# TASK DIRECTIONS
Say how many lines hold the string "bereits", and nothing more.

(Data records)
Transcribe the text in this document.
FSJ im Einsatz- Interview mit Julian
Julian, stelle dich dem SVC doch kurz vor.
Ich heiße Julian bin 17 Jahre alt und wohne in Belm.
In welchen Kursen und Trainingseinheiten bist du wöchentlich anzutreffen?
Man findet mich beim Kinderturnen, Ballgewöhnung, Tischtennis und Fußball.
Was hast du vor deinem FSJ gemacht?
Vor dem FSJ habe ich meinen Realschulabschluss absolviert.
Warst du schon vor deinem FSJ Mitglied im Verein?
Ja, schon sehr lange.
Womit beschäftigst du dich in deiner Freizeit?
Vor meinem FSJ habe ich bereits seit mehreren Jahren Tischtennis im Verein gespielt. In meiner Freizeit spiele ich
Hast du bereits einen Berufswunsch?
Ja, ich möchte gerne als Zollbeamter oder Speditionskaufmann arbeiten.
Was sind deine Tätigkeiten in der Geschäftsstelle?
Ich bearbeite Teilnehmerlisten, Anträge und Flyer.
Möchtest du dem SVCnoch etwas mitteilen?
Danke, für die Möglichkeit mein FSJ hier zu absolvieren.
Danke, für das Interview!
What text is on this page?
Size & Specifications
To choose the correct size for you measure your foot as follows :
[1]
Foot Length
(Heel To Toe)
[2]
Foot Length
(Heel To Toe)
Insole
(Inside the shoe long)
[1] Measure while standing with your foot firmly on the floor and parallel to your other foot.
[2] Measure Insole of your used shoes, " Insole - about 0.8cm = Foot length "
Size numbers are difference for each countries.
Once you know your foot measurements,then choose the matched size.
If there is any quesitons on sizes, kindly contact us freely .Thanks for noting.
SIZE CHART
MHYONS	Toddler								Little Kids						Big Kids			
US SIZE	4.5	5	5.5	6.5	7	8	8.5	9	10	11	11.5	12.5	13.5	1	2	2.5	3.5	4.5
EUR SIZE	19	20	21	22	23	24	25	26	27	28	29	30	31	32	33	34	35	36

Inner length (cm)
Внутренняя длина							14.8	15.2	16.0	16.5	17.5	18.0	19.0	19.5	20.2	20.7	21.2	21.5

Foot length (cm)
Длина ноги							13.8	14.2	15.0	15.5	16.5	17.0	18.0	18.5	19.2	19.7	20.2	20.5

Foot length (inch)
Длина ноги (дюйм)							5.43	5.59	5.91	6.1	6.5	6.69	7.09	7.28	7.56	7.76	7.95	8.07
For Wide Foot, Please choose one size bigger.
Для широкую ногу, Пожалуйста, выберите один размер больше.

# ANSWER TO THE TASK
2